• [YOUR GOAL]
Copy the data below exactly.

• [DATA FOR PROCESSING]
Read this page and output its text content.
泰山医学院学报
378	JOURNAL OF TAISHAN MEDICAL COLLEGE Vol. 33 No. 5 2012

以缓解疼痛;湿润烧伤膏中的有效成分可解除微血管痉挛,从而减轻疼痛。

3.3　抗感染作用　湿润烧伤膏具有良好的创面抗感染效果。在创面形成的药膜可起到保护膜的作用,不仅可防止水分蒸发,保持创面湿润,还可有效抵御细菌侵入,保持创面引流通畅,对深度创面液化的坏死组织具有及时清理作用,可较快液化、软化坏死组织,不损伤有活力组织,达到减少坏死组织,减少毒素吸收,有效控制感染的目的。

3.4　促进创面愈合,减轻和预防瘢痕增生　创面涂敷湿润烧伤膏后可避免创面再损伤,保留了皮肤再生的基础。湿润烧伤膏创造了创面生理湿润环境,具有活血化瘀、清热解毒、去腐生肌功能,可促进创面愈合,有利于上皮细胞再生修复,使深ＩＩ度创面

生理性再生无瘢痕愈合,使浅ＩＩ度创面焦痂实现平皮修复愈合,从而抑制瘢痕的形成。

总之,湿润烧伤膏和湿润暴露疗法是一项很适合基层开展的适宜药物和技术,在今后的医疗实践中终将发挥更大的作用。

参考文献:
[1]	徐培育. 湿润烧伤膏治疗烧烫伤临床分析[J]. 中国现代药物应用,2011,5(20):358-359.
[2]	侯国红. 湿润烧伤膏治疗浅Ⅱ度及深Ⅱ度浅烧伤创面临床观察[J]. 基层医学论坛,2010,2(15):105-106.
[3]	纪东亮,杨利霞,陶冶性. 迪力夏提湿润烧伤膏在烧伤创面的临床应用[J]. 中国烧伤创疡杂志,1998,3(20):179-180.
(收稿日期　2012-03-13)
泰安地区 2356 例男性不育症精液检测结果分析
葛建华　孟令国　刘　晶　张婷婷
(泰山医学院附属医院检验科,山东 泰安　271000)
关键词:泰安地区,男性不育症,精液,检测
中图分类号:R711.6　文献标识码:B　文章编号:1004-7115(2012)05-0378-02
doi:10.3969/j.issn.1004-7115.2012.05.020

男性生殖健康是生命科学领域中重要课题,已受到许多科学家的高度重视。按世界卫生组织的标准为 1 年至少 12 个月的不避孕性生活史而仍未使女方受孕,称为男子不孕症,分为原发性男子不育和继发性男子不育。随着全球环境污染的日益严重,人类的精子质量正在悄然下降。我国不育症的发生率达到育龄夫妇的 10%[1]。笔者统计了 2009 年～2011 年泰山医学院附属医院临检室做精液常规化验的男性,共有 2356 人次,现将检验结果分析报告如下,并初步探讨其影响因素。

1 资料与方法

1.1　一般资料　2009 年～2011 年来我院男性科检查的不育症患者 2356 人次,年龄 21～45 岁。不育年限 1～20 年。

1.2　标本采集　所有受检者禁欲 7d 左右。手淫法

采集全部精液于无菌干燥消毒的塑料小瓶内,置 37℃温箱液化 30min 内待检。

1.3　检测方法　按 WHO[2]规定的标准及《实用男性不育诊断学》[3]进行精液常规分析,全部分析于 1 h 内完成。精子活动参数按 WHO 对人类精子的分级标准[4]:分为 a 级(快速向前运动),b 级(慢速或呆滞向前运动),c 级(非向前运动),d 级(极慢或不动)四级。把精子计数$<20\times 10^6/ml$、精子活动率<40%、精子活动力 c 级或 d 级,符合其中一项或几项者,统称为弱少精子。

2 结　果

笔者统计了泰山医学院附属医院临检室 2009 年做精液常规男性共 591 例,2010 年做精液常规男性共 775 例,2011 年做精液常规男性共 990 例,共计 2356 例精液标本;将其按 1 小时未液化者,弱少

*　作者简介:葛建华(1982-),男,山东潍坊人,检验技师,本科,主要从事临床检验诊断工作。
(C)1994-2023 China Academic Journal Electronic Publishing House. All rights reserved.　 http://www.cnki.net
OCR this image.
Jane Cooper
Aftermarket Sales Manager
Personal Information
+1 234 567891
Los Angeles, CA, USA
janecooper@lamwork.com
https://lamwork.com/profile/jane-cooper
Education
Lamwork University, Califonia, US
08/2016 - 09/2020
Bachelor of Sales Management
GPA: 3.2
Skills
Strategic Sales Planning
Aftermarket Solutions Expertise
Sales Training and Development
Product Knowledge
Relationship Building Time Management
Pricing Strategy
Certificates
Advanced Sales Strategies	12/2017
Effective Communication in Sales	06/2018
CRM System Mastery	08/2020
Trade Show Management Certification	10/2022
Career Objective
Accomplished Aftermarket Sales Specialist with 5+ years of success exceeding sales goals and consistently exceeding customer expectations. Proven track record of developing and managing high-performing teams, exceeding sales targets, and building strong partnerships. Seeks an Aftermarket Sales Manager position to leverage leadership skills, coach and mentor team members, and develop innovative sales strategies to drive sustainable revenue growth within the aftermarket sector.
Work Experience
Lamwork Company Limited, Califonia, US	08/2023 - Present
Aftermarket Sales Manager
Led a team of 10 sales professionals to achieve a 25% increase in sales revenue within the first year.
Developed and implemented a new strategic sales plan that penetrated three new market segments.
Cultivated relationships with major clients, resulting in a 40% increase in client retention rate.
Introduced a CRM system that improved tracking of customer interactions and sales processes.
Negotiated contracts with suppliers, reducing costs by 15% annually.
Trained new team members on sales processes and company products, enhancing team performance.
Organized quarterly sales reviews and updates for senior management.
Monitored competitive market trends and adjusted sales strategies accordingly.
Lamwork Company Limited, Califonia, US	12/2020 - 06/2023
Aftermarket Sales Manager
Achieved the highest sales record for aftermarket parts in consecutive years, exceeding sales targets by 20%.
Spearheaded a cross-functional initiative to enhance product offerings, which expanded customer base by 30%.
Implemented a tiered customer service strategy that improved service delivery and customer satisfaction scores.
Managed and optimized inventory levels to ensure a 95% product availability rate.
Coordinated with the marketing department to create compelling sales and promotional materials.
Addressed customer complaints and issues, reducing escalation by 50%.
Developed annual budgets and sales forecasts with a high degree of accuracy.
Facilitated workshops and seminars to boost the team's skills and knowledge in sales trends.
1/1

• [TASK RESULT]
Read this page and output its text content.
泰山医学院学报
378	JOURNAL OF TAISHAN MEDICAL COLLEGE Vol. 33 No. 5 2012

以缓解疼痛;湿润烧伤膏中的有效成分可解除微血管痉挛,从而减轻疼痛。

3.3　抗感染作用　湿润烧伤膏具有良好的创面抗感染效果。在创面形成的药膜可起到保护膜的作用,不仅可防止水分蒸发,保持创面湿润,还可有效抵御细菌侵入,保持创面引流通畅,对深度创面液化的坏死组织具有及时清理作用,可较快液化、软化坏死组织,不损伤有活力组织,达到减少坏死组织,减少毒素吸收,有效控制感染的目的。

3.4　促进创面愈合,减轻和预防瘢痕增生　创面涂敷湿润烧伤膏后可避免创面再损伤,保留了皮肤再生的基础。湿润烧伤膏创造了创面生理湿润环境,具有活血化瘀、清热解毒、去腐生肌功能,可促进创面愈合,有利于上皮细胞再生修复,使深ＩＩ度创面

生理性再生无瘢痕愈合,使浅ＩＩ度创面焦痂实现平皮修复愈合,从而抑制瘢痕的形成。

总之,湿润烧伤膏和湿润暴露疗法是一项很适合基层开展的适宜药物和技术,在今后的医疗实践中终将发挥更大的作用。

参考文献:
[1]	徐培育. 湿润烧伤膏治疗烧烫伤临床分析[J]. 中国现代药物应用,2011,5(20):358-359.
[2]	侯国红. 湿润烧伤膏治疗浅Ⅱ度及深Ⅱ度浅烧伤创面临床观察[J]. 基层医学论坛,2010,2(15):105-106.
[3]	纪东亮,杨利霞,陶冶性. 迪力夏提湿润烧伤膏在烧伤创面的临床应用[J]. 中国烧伤创疡杂志,1998,3(20):179-180.
(收稿日期　2012-03-13)
泰安地区 2356 例男性不育症精液检测结果分析
葛建华　孟令国　刘　晶　张婷婷
(泰山医学院附属医院检验科,山东 泰安　271000)
关键词:泰安地区,男性不育症,精液,检测
中图分类号:R711.6　文献标识码:B　文章编号:1004-7115(2012)05-0378-02
doi:10.3969/j.issn.1004-7115.2012.05.020

男性生殖健康是生命科学领域中重要课题,已受到许多科学家的高度重视。按世界卫生组织的标准为 1 年至少 12 个月的不避孕性生活史而仍未使女方受孕,称为男子不孕症,分为原发性男子不育和继发性男子不育。随着全球环境污染的日益严重,人类的精子质量正在悄然下降。我国不育症的发生率达到育龄夫妇的 10%[1]。笔者统计了 2009 年～2011 年泰山医学院附属医院临检室做精液常规化验的男性,共有 2356 人次,现将检验结果分析报告如下,并初步探讨其影响因素。

1 资料与方法

1.1　一般资料　2009 年～2011 年来我院男性科检查的不育症患者 2356 人次,年龄 21～45 岁。不育年限 1～20 年。

1.2　标本采集　所有受检者禁欲 7d 左右。手淫法

采集全部精液于无菌干燥消毒的塑料小瓶内,置 37℃温箱液化 30min 内待检。

1.3　检测方法　按 WHO[2]规定的标准及《实用男性不育诊断学》[3]进行精液常规分析,全部分析于 1 h 内完成。精子活动参数按 WHO 对人类精子的分级标准[4]:分为 a 级(快速向前运动),b 级(慢速或呆滞向前运动),c 级(非向前运动),d 级(极慢或不动)四级。把精子计数$<20\times 10^6/ml$、精子活动率<40%、精子活动力 c 级或 d 级,符合其中一项或几项者,统称为弱少精子。

2 结　果

笔者统计了泰山医学院附属医院临检室 2009 年做精液常规男性共 591 例,2010 年做精液常规男性共 775 例,2011 年做精液常规男性共 990 例,共计 2356 例精液标本;将其按 1 小时未液化者,弱少

*　作者简介:葛建华(1982-),男,山东潍坊人,检验技师,本科,主要从事临床检验诊断工作。
(C)1994-2023 China Academic Journal Electronic Publishing House. All rights reserved.　 http://www.cnki.net
OCR this image.
Jane Cooper
Aftermarket Sales Manager
Personal Information
+1 234 567891
Los Angeles, CA, USA
janecooper@lamwork.com
https://lamwork.com/profile/jane-cooper
Education
Lamwork University, Califonia, US
08/2016 - 09/2020
Bachelor of Sales Management
GPA: 3.2
Skills
Strategic Sales Planning
Aftermarket Solutions Expertise
Sales Training and Development
Product Knowledge
Relationship Building Time Management
Pricing Strategy
Certificates
Advanced Sales Strategies	12/2017
Effective Communication in Sales	06/2018
CRM System Mastery	08/2020
Trade Show Management Certification	10/2022
Career Objective
Accomplished Aftermarket Sales Specialist with 5+ years of success exceeding sales goals and consistently exceeding customer expectations. Proven track record of developing and managing high-performing teams, exceeding sales targets, and building strong partnerships. Seeks an Aftermarket Sales Manager position to leverage leadership skills, coach and mentor team members, and develop innovative sales strategies to drive sustainable revenue growth within the aftermarket sector.
Work Experience
Lamwork Company Limited, Califonia, US	08/2023 - Present
Aftermarket Sales Manager
Led a team of 10 sales professionals to achieve a 25% increase in sales revenue within the first year.
Developed and implemented a new strategic sales plan that penetrated three new market segments.
Cultivated relationships with major clients, resulting in a 40% increase in client retention rate.
Introduced a CRM system that improved tracking of customer interactions and sales processes.
Negotiated contracts with suppliers, reducing costs by 15% annually.
Trained new team members on sales processes and company products, enhancing team performance.
Organized quarterly sales reviews and updates for senior management.
Monitored competitive market trends and adjusted sales strategies accordingly.
Lamwork Company Limited, Califonia, US	12/2020 - 06/2023
Aftermarket Sales Manager
Achieved the highest sales record for aftermarket parts in consecutive years, exceeding sales targets by 20%.
Spearheaded a cross-functional initiative to enhance product offerings, which expanded customer base by 30%.
Implemented a tiered customer service strategy that improved service delivery and customer satisfaction scores.
Managed and optimized inventory levels to ensure a 95% product availability rate.
Coordinated with the marketing department to create compelling sales and promotional materials.
Addressed customer complaints and issues, reducing escalation by 50%.
Developed annual budgets and sales forecasts with a high degree of accuracy.
Facilitated workshops and seminars to boost the team's skills and knowledge in sales trends.
1/1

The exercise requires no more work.